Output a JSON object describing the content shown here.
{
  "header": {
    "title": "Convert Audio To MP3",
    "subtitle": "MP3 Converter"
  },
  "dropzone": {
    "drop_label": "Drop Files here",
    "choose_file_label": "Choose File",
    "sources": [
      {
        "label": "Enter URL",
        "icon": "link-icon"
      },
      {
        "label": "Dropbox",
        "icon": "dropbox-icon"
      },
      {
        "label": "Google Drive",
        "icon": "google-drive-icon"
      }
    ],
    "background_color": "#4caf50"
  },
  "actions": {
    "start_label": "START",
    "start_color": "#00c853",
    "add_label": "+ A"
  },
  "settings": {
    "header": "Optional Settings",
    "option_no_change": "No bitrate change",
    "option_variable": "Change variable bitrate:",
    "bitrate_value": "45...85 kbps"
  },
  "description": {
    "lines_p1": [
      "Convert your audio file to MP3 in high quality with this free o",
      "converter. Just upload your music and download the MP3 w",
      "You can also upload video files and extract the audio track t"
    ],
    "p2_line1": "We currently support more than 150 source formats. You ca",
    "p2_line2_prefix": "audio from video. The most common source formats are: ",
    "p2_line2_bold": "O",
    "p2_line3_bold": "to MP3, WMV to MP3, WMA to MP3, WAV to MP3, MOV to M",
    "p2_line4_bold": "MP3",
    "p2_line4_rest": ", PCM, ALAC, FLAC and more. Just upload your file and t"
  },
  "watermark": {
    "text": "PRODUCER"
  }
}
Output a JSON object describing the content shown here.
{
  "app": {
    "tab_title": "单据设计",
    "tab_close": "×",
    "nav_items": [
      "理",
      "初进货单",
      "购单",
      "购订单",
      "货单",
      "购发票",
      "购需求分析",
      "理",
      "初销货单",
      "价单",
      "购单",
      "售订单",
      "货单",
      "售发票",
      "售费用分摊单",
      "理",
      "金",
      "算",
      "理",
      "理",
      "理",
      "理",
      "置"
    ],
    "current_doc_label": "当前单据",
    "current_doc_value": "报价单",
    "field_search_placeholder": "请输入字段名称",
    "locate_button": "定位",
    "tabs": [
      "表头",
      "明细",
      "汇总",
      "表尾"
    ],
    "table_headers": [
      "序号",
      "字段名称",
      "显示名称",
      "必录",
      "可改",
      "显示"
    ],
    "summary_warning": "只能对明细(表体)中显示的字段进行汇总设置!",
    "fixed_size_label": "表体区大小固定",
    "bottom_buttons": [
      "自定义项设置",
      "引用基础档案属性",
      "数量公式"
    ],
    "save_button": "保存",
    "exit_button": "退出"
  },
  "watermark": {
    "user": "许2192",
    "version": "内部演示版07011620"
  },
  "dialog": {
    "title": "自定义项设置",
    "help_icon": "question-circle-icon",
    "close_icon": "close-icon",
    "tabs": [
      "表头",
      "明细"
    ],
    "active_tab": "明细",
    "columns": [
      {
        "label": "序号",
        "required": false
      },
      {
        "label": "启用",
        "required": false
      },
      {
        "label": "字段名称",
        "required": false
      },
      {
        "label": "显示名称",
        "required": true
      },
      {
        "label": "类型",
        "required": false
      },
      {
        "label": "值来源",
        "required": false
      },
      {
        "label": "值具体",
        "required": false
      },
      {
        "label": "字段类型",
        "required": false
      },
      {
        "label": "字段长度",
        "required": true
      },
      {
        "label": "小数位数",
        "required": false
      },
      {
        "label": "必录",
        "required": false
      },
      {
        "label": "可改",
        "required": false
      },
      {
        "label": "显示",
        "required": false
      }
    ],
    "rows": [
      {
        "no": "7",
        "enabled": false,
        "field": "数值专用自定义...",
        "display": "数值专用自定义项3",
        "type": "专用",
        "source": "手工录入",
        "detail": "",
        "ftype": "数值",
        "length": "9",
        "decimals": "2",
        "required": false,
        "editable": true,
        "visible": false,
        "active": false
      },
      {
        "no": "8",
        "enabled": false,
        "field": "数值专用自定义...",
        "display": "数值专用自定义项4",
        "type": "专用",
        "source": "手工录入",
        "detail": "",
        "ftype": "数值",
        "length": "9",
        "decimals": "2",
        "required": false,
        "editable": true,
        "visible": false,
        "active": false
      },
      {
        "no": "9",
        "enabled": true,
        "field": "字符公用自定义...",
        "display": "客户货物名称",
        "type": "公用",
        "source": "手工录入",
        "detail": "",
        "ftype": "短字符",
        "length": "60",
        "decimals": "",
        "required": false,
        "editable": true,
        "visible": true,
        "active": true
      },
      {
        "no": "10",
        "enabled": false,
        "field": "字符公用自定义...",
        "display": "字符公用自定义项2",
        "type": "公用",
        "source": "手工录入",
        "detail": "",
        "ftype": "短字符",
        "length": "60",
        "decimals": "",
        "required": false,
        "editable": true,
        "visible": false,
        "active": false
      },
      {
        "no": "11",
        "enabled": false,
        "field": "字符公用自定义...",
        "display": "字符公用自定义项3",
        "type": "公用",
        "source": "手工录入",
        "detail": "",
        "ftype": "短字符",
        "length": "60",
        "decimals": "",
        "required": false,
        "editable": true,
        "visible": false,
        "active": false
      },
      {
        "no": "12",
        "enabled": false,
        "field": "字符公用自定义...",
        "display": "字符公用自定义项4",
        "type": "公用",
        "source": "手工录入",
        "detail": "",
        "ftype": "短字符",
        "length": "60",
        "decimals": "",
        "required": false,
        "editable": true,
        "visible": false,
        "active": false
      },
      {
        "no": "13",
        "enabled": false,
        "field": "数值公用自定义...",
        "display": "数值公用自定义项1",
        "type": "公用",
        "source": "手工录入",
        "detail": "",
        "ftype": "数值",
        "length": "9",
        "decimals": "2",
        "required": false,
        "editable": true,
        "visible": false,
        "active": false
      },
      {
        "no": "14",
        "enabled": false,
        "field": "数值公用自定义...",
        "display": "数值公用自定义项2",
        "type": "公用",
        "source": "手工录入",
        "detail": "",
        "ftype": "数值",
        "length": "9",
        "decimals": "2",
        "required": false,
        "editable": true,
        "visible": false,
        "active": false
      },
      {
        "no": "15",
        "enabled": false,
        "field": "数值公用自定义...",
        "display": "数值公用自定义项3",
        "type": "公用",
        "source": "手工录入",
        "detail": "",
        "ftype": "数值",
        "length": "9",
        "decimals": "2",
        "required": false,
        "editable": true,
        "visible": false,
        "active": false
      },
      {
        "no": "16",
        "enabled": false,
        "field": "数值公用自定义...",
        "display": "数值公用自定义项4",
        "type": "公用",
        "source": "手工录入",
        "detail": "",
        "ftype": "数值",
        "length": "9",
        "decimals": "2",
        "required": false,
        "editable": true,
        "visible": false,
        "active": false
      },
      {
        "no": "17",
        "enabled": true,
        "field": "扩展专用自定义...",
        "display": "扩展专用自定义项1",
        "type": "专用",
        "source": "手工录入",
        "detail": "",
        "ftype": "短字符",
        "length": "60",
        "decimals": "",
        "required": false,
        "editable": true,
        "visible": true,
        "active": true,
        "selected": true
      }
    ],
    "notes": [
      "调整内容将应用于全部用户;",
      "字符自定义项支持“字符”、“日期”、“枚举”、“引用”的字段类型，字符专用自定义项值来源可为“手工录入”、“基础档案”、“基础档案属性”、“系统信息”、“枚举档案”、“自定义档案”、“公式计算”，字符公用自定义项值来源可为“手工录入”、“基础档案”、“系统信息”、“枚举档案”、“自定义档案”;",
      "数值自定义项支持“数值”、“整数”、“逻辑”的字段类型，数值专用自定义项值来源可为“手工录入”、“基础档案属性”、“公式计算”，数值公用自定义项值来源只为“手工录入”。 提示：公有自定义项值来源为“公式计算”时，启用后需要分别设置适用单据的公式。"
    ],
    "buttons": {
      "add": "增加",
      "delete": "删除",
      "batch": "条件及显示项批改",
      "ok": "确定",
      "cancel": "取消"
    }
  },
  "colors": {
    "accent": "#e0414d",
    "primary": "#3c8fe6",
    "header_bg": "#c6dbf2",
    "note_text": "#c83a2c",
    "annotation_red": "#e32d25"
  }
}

____________________

(Task details) Copy out the lines that hold "video".

(Output for this exercise)
      "You can also upload video files and extract the audio track t"
    "p2_line2_prefix": "audio from video. The most common source formats are: ",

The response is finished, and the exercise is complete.